--- START SUPPLIED DATA ---

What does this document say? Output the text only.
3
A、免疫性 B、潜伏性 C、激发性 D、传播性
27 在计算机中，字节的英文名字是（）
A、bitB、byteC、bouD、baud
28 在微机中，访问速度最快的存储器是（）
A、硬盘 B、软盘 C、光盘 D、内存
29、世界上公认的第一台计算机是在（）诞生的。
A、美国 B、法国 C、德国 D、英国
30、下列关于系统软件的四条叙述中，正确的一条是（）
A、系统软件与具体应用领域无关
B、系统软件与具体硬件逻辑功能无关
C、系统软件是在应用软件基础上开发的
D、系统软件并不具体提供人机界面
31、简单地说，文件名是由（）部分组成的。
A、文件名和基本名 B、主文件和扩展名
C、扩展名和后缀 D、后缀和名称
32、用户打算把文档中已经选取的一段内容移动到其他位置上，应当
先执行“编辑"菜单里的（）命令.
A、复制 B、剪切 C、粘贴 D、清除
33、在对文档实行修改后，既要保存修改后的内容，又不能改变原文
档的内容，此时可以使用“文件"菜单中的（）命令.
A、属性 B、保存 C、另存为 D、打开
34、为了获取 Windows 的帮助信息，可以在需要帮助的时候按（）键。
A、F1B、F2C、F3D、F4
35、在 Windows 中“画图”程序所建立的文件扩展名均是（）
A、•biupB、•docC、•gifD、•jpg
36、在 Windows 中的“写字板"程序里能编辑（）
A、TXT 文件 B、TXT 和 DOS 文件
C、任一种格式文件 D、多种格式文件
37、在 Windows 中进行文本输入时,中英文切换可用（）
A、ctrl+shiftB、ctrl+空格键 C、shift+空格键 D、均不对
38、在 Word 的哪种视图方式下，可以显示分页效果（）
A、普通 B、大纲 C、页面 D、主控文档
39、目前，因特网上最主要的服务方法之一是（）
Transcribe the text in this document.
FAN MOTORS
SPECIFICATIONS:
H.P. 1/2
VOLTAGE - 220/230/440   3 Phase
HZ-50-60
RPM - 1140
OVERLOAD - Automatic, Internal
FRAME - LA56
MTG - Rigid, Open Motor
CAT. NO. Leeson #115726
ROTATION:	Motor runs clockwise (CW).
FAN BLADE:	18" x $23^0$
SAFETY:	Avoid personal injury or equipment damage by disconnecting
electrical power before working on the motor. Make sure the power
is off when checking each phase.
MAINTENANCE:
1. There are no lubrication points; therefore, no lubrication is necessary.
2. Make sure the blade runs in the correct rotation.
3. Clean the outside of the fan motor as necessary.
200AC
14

--- END SUPPLIED DATA ---

§ **EXERCISE INSTRUCTIONS**
Reproduce the material precisely, including every line.

§ **OUTPUT BELOW**
What does this document say? Output the text only.
3
A、免疫性 B、潜伏性 C、激发性 D、传播性
27 在计算机中，字节的英文名字是（）
A、bitB、byteC、bouD、baud
28 在微机中，访问速度最快的存储器是（）
A、硬盘 B、软盘 C、光盘 D、内存
29、世界上公认的第一台计算机是在（）诞生的。
A、美国 B、法国 C、德国 D、英国
30、下列关于系统软件的四条叙述中，正确的一条是（）
A、系统软件与具体应用领域无关
B、系统软件与具体硬件逻辑功能无关
C、系统软件是在应用软件基础上开发的
D、系统软件并不具体提供人机界面
31、简单地说，文件名是由（）部分组成的。
A、文件名和基本名 B、主文件和扩展名
C、扩展名和后缀 D、后缀和名称
32、用户打算把文档中已经选取的一段内容移动到其他位置上，应当
先执行“编辑"菜单里的（）命令.
A、复制 B、剪切 C、粘贴 D、清除
33、在对文档实行修改后，既要保存修改后的内容，又不能改变原文
档的内容，此时可以使用“文件"菜单中的（）命令.
A、属性 B、保存 C、另存为 D、打开
34、为了获取 Windows 的帮助信息，可以在需要帮助的时候按（）键。
A、F1B、F2C、F3D、F4
35、在 Windows 中“画图”程序所建立的文件扩展名均是（）
A、•biupB、•docC、•gifD、•jpg
36、在 Windows 中的“写字板"程序里能编辑（）
A、TXT 文件 B、TXT 和 DOS 文件
C、任一种格式文件 D、多种格式文件
37、在 Windows 中进行文本输入时,中英文切换可用（）
A、ctrl+shiftB、ctrl+空格键 C、shift+空格键 D、均不对
38、在 Word 的哪种视图方式下，可以显示分页效果（）
A、普通 B、大纲 C、页面 D、主控文档
39、目前，因特网上最主要的服务方法之一是（）
Transcribe the text in this document.
FAN MOTORS
SPECIFICATIONS:
H.P. 1/2
VOLTAGE - 220/230/440   3 Phase
HZ-50-60
RPM - 1140
OVERLOAD - Automatic, Internal
FRAME - LA56
MTG - Rigid, Open Motor
CAT. NO. Leeson #115726
ROTATION:	Motor runs clockwise (CW).
FAN BLADE:	18" x $23^0$
SAFETY:	Avoid personal injury or equipment damage by disconnecting
electrical power before working on the motor. Make sure the power
is off when checking each phase.
MAINTENANCE:
1. There are no lubrication points; therefore, no lubrication is necessary.
2. Make sure the blade runs in the correct rotation.
3. Clean the outside of the fan motor as necessary.
200AC
14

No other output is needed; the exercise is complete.